start Data to process

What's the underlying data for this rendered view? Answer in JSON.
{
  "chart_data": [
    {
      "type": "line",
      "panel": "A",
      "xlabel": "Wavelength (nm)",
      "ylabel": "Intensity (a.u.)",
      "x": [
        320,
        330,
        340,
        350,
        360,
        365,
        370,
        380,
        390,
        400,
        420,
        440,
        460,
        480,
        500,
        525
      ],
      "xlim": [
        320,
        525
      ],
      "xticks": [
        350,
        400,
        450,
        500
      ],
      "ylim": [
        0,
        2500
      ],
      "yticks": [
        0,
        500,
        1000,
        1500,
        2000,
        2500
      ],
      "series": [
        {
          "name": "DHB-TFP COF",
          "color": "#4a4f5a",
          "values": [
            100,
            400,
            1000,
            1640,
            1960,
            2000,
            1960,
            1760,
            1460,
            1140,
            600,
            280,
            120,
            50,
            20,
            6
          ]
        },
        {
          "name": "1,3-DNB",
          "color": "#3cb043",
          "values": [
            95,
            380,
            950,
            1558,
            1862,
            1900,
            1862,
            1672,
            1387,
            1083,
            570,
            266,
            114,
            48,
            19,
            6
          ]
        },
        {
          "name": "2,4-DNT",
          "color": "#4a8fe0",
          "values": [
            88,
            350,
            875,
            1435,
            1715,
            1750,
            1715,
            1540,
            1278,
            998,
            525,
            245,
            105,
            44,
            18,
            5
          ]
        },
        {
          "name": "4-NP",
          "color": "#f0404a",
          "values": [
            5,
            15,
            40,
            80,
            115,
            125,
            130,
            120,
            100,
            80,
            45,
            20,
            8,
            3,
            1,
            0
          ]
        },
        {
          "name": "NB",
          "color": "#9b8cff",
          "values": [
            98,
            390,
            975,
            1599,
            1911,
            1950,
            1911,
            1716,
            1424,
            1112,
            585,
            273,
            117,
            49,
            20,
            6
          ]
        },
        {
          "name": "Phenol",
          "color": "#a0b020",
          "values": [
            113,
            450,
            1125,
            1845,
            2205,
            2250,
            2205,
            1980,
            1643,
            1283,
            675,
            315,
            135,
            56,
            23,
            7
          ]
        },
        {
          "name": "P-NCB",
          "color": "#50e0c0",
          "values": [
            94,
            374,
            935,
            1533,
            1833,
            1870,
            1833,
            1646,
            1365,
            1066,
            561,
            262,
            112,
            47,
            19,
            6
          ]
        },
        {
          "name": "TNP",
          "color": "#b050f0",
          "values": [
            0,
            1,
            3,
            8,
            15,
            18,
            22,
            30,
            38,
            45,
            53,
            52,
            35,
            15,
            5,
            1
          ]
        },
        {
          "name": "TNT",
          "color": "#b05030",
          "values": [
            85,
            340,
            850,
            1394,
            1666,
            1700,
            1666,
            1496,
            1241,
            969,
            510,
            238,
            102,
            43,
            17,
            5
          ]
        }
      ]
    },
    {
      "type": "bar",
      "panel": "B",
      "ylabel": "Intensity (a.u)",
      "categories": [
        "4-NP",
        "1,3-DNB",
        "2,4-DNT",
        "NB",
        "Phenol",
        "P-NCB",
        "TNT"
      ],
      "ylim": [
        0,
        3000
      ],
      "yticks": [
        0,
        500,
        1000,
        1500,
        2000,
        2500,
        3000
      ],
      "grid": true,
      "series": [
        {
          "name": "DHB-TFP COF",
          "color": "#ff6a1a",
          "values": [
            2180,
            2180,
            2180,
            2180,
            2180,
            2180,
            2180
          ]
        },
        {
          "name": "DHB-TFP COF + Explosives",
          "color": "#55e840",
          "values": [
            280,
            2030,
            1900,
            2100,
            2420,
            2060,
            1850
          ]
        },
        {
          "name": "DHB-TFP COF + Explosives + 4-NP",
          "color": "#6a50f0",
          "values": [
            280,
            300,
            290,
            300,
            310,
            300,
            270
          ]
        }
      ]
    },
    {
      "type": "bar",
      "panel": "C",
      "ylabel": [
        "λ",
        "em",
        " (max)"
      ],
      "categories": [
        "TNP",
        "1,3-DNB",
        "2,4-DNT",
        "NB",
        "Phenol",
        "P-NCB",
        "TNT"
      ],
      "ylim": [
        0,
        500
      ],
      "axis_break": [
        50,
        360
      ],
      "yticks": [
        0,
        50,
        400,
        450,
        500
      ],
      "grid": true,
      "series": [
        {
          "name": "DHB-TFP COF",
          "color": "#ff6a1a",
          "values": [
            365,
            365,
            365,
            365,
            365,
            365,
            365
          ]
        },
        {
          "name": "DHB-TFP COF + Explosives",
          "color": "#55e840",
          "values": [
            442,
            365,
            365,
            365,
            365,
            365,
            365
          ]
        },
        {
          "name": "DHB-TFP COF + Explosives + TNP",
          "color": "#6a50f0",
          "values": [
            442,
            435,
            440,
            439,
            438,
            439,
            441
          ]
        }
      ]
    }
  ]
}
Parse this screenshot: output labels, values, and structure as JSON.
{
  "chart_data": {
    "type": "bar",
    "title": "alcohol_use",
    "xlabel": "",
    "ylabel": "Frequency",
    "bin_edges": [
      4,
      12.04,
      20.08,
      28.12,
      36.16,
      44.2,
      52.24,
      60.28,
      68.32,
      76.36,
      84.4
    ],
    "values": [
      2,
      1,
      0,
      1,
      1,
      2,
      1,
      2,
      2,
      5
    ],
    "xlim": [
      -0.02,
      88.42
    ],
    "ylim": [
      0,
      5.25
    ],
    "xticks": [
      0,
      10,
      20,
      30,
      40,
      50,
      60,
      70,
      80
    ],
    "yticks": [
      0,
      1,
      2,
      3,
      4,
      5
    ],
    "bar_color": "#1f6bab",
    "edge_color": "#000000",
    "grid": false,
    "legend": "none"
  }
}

end Data to process

## Objective
Only the lines from the one containing "Parse this screenshot: output" through the end of the entries above belong in the answer; repeat them exactly.

## Solution to the exercise
Parse this screenshot: output labels, values, and structure as JSON.
{
  "chart_data": {
    "type": "bar",
    "title": "alcohol_use",
    "xlabel": "",
    "ylabel": "Frequency",
    "bin_edges": [
      4,
      12.04,
      20.08,
      28.12,
      36.16,
      44.2,
      52.24,
      60.28,
      68.32,
      76.36,
      84.4
    ],
    "values": [
      2,
      1,
      0,
      1,
      1,
      2,
      1,
      2,
      2,
      5
    ],
    "xlim": [
      -0.02,
      88.42
    ],
    "ylim": [
      0,
      5.25
    ],
    "xticks": [
      0,
      10,
      20,
      30,
      40,
      50,
      60,
      70,
      80
    ],
    "yticks": [
      0,
      1,
      2,
      3,
      4,
      5
    ],
    "bar_color": "#1f6bab",
    "edge_color": "#000000",
    "grid": false,
    "legend": "none"
  }
}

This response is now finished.